Without the pictures, print each of the records below exactly as it appears.

LISTED RECORDS:
#####
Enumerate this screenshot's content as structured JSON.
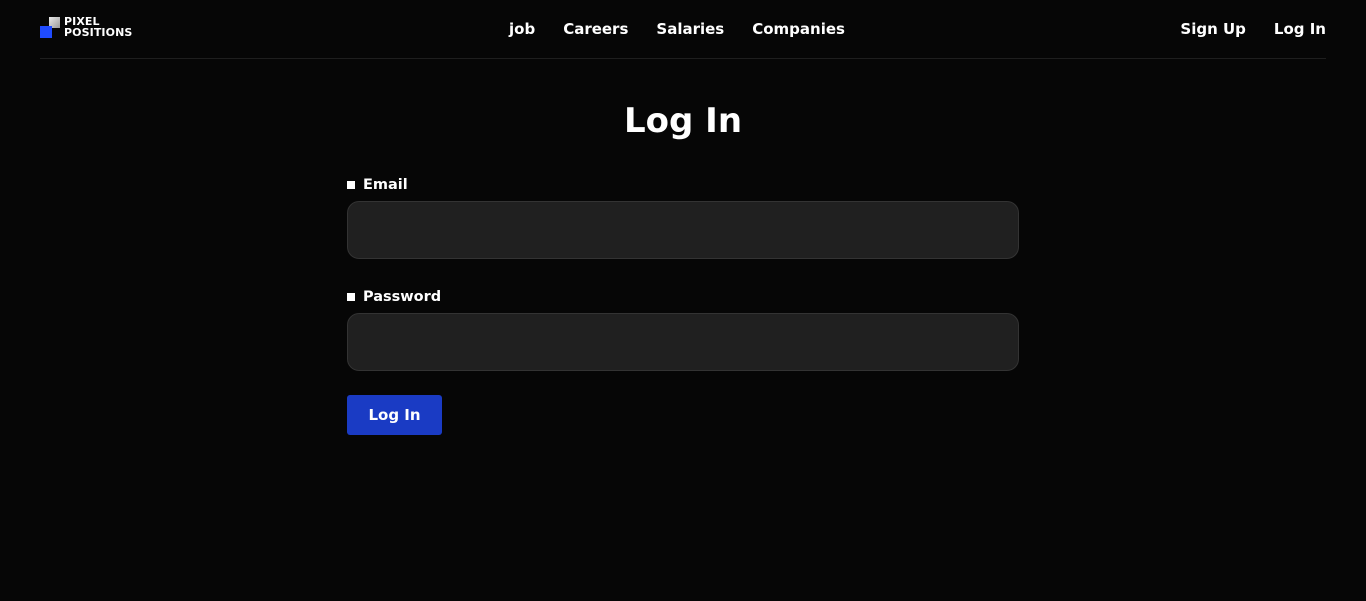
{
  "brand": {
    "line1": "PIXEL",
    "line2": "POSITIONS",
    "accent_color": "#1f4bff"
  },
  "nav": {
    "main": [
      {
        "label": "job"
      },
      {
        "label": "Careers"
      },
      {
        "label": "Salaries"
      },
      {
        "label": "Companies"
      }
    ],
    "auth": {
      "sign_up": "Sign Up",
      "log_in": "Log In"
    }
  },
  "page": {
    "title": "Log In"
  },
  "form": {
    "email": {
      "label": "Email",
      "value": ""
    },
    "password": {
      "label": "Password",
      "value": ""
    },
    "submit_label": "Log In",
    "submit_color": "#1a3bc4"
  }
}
#####
SOLVED EXERCISE:
Enumerate this screenshot's content as structured JSON.
{
  "brand": {
    "line1": "PIXEL",
    "line2": "POSITIONS",
    "accent_color": "#1f4bff"
  },
  "nav": {
    "main": [
      {
        "label": "job"
      },
      {
        "label": "Careers"
      },
      {
        "label": "Salaries"
      },
      {
        "label": "Companies"
      }
    ],
    "auth": {
      "sign_up": "Sign Up",
      "log_in": "Log In"
    }
  },
  "page": {
    "title": "Log In"
  },
  "form": {
    "email": {
      "label": "Email",
      "value": ""
    },
    "password": {
      "label": "Password",
      "value": ""
    },
    "submit_label": "Log In",
    "submit_color": "#1a3bc4"
  }
}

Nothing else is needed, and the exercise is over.